Set task: Reproduce only the lines that begin at the line with "What's the underlying" and run to the end of the entries; omit every picture.

The records:

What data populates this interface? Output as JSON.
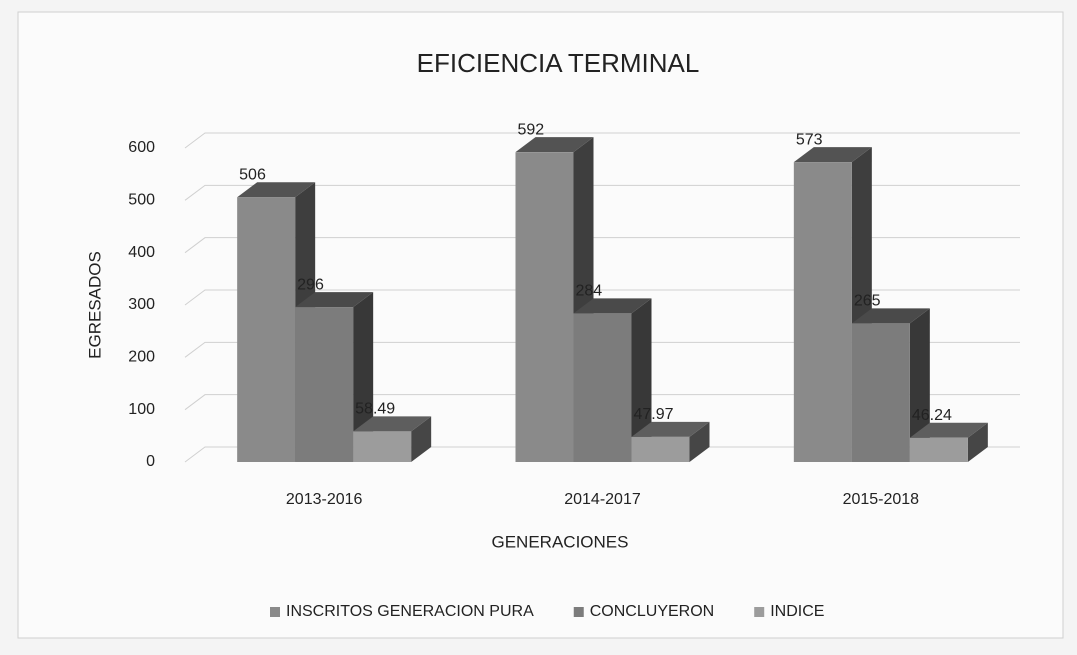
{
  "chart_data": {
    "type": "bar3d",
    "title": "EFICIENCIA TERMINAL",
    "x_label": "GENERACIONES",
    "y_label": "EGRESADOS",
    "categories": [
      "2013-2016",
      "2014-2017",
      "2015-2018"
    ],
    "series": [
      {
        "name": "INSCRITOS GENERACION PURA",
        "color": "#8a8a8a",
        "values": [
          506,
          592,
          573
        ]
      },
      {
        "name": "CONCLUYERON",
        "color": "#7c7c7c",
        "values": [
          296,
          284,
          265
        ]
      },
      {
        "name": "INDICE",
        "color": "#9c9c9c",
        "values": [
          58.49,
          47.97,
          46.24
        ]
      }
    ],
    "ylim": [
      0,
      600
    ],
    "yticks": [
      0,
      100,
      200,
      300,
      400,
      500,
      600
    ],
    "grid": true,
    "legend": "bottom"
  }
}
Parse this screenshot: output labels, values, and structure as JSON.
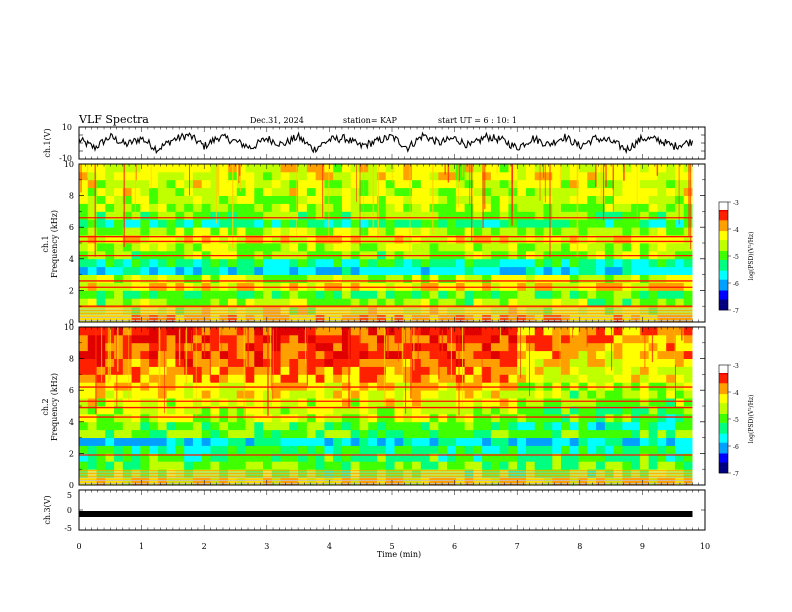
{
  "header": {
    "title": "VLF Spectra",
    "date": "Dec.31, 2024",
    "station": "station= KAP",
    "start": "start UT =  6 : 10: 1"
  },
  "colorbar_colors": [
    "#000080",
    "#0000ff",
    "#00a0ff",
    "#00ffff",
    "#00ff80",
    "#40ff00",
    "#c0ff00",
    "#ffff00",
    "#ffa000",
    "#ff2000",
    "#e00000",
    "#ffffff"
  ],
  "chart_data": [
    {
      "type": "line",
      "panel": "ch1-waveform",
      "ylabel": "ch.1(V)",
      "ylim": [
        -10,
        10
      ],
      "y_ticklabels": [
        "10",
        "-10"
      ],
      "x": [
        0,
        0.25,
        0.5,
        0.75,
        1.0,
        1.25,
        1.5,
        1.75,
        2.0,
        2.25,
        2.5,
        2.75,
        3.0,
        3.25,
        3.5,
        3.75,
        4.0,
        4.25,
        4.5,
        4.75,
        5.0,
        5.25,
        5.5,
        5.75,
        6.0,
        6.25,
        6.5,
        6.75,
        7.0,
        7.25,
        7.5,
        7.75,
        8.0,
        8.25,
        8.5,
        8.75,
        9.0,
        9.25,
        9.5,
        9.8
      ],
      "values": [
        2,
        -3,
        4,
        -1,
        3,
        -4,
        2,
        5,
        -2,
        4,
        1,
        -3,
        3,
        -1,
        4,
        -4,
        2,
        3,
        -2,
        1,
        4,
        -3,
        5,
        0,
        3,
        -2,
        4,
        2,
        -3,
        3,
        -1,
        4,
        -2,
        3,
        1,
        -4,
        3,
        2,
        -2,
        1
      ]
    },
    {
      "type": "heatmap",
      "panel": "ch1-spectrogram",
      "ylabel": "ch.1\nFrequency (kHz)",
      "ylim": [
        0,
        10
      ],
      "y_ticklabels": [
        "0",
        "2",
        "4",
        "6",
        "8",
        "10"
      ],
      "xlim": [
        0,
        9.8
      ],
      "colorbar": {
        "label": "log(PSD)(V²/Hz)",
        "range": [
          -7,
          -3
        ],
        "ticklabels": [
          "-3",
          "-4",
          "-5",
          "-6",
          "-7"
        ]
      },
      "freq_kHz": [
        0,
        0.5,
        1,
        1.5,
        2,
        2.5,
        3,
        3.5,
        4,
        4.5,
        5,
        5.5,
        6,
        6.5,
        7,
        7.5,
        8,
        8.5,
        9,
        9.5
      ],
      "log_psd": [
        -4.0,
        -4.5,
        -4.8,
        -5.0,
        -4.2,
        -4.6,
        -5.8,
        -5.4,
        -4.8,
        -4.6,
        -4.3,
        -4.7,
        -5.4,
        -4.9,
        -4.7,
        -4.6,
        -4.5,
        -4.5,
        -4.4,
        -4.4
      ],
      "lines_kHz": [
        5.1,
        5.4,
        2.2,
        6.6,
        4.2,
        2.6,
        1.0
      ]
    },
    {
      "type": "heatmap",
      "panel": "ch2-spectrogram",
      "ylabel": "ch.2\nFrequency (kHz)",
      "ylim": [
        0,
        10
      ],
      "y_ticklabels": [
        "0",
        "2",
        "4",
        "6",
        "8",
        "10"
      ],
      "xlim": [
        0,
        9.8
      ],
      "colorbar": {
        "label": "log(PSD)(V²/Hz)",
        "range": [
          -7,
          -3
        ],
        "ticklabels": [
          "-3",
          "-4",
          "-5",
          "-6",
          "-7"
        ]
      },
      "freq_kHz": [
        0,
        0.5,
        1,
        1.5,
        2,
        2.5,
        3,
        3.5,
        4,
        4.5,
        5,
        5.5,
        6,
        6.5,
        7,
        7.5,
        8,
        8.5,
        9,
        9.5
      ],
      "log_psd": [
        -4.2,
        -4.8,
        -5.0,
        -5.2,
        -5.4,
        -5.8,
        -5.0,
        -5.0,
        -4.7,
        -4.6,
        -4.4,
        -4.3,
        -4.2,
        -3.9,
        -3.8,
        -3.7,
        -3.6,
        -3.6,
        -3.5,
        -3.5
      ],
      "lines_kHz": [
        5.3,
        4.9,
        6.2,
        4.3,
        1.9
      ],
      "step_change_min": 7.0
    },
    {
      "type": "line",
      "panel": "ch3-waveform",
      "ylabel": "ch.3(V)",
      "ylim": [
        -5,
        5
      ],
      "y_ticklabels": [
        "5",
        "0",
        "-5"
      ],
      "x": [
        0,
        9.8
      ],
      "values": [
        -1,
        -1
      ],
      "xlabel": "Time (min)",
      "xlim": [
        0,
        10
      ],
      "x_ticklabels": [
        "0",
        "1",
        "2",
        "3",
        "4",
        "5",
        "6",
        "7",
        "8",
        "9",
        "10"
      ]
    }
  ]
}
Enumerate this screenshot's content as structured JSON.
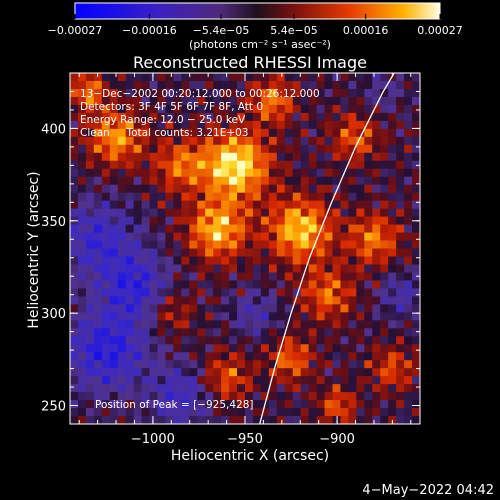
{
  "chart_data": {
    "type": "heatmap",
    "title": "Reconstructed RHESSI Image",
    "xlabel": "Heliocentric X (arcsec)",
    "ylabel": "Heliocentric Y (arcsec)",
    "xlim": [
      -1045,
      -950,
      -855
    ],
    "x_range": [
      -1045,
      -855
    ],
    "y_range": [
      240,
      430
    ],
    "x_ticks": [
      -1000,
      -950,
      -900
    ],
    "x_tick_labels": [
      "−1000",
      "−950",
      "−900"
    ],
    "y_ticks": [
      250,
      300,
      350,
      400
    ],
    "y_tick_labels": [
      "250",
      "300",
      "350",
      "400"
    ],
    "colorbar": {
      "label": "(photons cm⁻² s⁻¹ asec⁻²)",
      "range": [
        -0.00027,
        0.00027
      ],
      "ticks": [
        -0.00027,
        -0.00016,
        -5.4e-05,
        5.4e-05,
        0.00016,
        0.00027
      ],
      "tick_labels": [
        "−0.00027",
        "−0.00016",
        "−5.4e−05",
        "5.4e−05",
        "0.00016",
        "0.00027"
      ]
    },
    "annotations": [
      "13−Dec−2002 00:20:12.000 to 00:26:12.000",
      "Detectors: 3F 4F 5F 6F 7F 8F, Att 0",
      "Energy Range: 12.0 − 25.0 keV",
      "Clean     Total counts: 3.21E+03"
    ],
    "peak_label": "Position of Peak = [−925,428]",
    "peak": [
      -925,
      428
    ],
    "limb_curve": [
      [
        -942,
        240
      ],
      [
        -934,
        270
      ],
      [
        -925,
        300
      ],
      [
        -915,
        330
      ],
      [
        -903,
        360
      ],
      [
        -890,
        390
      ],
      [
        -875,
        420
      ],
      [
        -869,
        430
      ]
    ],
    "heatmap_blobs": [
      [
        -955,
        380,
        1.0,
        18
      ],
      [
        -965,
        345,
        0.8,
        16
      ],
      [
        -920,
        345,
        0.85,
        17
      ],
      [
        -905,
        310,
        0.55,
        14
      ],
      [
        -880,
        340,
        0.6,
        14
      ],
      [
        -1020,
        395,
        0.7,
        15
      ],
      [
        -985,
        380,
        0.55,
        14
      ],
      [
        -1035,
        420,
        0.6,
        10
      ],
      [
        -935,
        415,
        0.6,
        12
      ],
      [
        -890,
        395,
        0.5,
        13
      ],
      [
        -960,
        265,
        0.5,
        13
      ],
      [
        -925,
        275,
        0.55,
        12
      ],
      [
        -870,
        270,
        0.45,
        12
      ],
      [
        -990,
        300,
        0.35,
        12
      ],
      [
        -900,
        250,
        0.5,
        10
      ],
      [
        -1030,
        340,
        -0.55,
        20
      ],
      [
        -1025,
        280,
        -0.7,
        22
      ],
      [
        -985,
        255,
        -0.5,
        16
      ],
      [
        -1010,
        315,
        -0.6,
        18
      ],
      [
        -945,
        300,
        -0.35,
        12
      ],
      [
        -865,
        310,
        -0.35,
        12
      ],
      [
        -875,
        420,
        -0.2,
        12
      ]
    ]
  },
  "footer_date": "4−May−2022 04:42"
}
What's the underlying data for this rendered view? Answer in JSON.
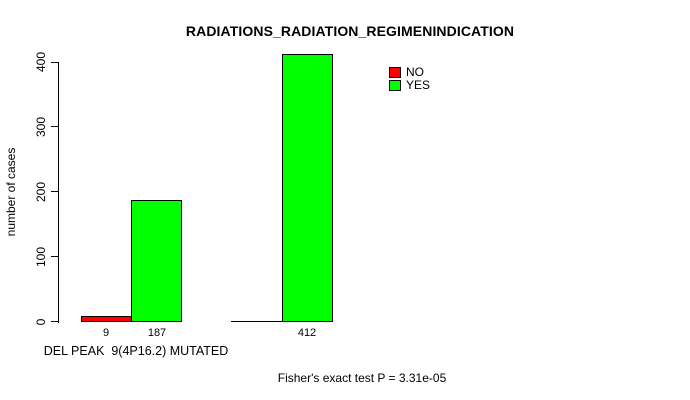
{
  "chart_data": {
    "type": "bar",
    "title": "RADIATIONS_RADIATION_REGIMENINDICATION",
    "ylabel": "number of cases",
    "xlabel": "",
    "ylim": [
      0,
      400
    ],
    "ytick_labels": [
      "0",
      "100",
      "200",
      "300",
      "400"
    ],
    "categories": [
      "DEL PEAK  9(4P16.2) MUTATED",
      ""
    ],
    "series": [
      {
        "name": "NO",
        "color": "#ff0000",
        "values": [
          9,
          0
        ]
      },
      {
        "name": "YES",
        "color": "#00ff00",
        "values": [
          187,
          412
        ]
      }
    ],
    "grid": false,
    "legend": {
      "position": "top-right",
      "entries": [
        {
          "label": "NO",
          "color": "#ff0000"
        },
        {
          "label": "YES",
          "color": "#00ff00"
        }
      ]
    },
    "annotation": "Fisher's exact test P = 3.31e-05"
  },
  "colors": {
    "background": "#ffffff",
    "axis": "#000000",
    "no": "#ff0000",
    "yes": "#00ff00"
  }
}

Problem solution:
What's the underlying data for this rendered view? Answer in JSON.
{
  "chart_data": {
    "type": "bar",
    "title": "RADIATIONS_RADIATION_REGIMENINDICATION",
    "ylabel": "number of cases",
    "xlabel": "",
    "ylim": [
      0,
      400
    ],
    "ytick_labels": [
      "0",
      "100",
      "200",
      "300",
      "400"
    ],
    "categories": [
      "DEL PEAK  9(4P16.2) MUTATED",
      ""
    ],
    "series": [
      {
        "name": "NO",
        "color": "#ff0000",
        "values": [
          9,
          0
        ]
      },
      {
        "name": "YES",
        "color": "#00ff00",
        "values": [
          187,
          412
        ]
      }
    ],
    "grid": false,
    "legend": {
      "position": "top-right",
      "entries": [
        {
          "label": "NO",
          "color": "#ff0000"
        },
        {
          "label": "YES",
          "color": "#00ff00"
        }
      ]
    },
    "annotation": "Fisher's exact test P = 3.31e-05"
  },
  "colors": {
    "background": "#ffffff",
    "axis": "#000000",
    "no": "#ff0000",
    "yes": "#00ff00"
  }
}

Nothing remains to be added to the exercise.